* _WHAT IS NEEDED_: Transcribe all of the records precisely as they are presented.

(Data items)
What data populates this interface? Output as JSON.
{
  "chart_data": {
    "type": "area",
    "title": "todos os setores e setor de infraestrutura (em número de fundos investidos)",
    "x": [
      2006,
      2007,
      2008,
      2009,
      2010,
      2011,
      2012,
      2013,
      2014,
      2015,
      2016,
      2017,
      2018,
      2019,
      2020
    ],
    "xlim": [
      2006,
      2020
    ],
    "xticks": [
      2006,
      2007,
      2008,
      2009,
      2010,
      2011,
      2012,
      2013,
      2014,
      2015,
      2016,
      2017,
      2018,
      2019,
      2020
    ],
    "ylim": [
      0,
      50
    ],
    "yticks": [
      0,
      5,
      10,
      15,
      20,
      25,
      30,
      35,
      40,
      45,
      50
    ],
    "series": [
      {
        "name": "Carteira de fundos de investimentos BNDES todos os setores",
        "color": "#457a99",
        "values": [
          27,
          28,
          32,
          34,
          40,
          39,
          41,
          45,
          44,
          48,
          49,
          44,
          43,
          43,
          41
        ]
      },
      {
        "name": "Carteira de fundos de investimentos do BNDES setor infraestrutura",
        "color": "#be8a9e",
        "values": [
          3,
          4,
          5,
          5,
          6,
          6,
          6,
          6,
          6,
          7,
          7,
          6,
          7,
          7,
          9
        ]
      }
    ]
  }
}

* _THE SOLUTION_:
What data populates this interface? Output as JSON.
{
  "chart_data": {
    "type": "area",
    "title": "todos os setores e setor de infraestrutura (em número de fundos investidos)",
    "x": [
      2006,
      2007,
      2008,
      2009,
      2010,
      2011,
      2012,
      2013,
      2014,
      2015,
      2016,
      2017,
      2018,
      2019,
      2020
    ],
    "xlim": [
      2006,
      2020
    ],
    "xticks": [
      2006,
      2007,
      2008,
      2009,
      2010,
      2011,
      2012,
      2013,
      2014,
      2015,
      2016,
      2017,
      2018,
      2019,
      2020
    ],
    "ylim": [
      0,
      50
    ],
    "yticks": [
      0,
      5,
      10,
      15,
      20,
      25,
      30,
      35,
      40,
      45,
      50
    ],
    "series": [
      {
        "name": "Carteira de fundos de investimentos BNDES todos os setores",
        "color": "#457a99",
        "values": [
          27,
          28,
          32,
          34,
          40,
          39,
          41,
          45,
          44,
          48,
          49,
          44,
          43,
          43,
          41
        ]
      },
      {
        "name": "Carteira de fundos de investimentos do BNDES setor infraestrutura",
        "color": "#be8a9e",
        "values": [
          3,
          4,
          5,
          5,
          6,
          6,
          6,
          6,
          6,
          7,
          7,
          6,
          7,
          7,
          9
        ]
      }
    ]
  }
}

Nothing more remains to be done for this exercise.